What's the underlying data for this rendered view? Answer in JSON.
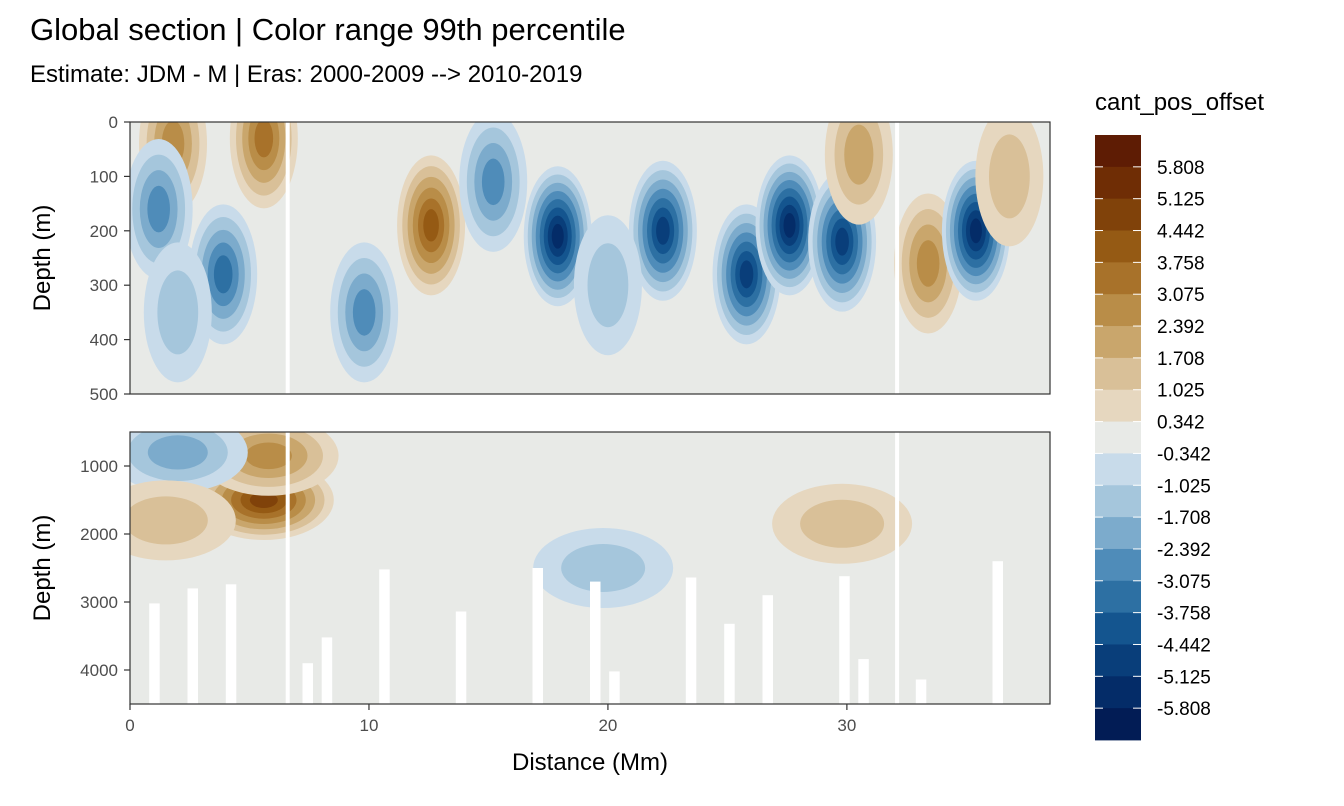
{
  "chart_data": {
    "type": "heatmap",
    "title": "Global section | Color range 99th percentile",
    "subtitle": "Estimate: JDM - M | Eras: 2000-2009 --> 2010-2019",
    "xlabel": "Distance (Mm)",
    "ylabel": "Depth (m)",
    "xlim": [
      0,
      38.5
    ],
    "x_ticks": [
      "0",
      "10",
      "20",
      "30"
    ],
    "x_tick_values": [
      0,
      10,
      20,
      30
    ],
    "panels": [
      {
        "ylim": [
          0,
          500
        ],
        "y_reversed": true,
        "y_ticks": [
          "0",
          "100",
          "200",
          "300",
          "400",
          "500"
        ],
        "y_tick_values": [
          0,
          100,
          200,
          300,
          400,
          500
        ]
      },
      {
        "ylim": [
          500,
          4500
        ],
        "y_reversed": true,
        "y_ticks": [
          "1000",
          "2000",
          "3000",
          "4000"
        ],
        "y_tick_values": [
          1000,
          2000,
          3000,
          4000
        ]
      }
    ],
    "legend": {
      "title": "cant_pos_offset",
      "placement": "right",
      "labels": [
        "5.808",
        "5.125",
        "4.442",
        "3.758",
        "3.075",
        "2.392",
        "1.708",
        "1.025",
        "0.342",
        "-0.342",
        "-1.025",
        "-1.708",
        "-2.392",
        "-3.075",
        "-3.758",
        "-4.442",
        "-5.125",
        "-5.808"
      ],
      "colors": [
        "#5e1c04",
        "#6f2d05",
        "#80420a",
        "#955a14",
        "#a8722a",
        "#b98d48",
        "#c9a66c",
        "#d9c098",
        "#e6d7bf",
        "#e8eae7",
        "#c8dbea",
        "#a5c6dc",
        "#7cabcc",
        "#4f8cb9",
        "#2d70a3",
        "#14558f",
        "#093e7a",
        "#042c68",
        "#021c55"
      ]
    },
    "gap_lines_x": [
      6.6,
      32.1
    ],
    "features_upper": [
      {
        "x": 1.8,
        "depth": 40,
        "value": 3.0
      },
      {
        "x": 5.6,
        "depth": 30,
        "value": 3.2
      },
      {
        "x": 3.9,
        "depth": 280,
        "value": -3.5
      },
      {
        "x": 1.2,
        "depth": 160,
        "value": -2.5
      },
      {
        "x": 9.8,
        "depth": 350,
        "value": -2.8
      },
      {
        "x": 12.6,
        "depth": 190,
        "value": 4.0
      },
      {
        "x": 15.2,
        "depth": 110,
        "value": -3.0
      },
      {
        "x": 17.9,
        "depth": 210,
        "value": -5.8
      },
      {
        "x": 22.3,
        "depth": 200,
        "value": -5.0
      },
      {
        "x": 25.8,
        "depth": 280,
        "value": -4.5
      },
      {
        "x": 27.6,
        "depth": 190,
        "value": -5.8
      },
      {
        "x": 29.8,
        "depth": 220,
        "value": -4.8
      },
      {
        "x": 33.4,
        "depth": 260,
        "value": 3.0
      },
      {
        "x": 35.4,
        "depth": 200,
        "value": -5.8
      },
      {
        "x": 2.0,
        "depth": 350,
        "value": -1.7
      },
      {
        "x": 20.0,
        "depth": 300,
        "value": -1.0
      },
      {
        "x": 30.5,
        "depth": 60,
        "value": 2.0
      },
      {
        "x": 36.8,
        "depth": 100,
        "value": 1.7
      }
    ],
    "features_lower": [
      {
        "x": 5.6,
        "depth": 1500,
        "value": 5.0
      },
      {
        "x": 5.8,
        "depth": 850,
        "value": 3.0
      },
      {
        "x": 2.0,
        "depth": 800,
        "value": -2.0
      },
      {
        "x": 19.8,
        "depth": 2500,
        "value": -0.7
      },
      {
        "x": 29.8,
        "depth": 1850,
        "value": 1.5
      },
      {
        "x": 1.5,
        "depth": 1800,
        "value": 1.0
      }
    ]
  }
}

----

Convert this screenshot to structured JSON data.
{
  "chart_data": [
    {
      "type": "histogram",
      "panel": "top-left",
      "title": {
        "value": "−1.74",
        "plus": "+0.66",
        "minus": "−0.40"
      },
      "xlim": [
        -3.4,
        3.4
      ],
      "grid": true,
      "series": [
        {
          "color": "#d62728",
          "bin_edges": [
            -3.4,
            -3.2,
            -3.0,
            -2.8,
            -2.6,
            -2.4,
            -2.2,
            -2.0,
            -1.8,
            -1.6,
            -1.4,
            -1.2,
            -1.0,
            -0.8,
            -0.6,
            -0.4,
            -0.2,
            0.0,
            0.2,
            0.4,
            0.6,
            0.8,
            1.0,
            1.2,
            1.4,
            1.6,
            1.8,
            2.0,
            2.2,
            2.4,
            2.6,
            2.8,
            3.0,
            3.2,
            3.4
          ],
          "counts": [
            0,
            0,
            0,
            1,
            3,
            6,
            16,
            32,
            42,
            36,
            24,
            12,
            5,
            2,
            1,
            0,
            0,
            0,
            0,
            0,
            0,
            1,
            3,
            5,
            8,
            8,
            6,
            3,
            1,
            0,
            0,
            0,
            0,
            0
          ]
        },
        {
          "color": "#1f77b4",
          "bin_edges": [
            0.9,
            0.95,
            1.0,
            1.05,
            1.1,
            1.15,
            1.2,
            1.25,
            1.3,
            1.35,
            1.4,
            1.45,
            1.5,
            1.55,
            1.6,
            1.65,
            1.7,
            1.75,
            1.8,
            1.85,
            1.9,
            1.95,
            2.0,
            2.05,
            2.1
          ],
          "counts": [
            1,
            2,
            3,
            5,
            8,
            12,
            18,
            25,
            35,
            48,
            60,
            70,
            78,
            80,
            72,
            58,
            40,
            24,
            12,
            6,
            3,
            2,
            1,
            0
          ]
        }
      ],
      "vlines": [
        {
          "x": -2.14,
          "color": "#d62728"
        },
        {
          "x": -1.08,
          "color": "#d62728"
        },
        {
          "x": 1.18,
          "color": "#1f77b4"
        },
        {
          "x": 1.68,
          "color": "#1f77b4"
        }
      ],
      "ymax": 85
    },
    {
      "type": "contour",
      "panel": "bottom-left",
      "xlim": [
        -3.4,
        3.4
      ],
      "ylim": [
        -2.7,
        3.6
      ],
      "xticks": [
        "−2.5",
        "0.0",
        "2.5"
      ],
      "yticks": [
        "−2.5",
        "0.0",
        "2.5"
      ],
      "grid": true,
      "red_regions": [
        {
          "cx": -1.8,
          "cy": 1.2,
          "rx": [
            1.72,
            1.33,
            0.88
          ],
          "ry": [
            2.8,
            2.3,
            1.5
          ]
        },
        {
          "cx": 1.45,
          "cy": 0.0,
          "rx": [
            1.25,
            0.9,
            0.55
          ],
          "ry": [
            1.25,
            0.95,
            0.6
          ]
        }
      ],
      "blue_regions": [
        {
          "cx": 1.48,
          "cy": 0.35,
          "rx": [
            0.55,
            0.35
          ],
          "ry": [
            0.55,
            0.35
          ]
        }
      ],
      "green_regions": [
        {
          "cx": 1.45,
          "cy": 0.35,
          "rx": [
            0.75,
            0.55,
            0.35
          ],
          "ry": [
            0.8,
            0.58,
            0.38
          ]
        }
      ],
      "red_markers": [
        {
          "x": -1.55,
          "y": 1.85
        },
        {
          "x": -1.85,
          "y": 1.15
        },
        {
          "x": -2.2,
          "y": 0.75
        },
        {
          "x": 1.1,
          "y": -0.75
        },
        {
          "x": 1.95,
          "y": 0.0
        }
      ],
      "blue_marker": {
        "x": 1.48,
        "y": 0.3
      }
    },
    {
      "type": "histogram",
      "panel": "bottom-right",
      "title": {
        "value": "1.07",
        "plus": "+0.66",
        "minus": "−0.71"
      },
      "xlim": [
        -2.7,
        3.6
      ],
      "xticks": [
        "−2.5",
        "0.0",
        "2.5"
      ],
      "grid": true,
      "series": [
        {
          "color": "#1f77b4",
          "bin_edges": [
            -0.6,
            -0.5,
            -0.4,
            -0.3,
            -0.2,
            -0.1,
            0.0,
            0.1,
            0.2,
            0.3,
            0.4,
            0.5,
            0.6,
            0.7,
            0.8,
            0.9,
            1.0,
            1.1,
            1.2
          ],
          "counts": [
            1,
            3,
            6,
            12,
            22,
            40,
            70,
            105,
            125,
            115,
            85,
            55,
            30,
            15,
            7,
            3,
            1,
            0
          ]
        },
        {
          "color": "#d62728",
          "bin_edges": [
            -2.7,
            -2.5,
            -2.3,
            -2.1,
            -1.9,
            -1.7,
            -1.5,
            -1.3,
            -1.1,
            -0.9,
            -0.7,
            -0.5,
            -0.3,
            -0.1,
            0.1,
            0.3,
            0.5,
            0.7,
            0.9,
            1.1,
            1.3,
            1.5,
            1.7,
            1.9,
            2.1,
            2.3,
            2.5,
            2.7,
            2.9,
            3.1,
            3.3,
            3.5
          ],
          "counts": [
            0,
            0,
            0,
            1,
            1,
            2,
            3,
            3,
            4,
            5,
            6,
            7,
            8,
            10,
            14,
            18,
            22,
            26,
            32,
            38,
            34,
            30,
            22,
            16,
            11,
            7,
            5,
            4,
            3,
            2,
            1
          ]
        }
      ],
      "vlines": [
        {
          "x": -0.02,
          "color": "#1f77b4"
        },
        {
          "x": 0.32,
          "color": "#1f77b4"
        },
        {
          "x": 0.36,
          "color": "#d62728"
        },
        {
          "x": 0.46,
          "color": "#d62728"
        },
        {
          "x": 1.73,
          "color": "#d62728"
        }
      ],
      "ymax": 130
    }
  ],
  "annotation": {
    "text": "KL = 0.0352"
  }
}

----

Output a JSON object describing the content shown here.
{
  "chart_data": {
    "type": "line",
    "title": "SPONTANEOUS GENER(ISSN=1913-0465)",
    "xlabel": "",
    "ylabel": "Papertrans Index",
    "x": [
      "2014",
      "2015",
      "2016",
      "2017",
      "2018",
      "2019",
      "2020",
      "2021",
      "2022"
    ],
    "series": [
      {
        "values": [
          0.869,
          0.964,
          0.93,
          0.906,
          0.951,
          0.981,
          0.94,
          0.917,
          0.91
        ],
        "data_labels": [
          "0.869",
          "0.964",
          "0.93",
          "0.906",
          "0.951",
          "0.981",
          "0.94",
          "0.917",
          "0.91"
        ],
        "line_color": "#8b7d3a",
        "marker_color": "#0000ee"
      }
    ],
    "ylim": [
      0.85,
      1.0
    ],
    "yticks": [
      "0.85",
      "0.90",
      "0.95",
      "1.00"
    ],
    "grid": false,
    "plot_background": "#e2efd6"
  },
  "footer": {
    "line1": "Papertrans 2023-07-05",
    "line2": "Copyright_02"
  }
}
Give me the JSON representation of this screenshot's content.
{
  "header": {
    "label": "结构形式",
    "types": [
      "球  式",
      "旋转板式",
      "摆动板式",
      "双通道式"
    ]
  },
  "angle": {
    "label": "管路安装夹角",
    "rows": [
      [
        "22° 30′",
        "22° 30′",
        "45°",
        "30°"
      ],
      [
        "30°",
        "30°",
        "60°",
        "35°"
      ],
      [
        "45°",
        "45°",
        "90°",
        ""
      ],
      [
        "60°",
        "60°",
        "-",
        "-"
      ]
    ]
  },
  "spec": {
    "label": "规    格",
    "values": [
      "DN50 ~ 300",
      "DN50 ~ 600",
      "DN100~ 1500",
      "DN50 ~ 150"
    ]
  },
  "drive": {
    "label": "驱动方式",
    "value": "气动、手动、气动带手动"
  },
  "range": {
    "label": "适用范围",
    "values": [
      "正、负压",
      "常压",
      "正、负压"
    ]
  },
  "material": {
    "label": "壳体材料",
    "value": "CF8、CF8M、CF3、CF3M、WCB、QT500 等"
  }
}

----

• What the exercise asks: Tally the lines in the records above that contain the word "ylabel", and give only that number.

• Task result: 2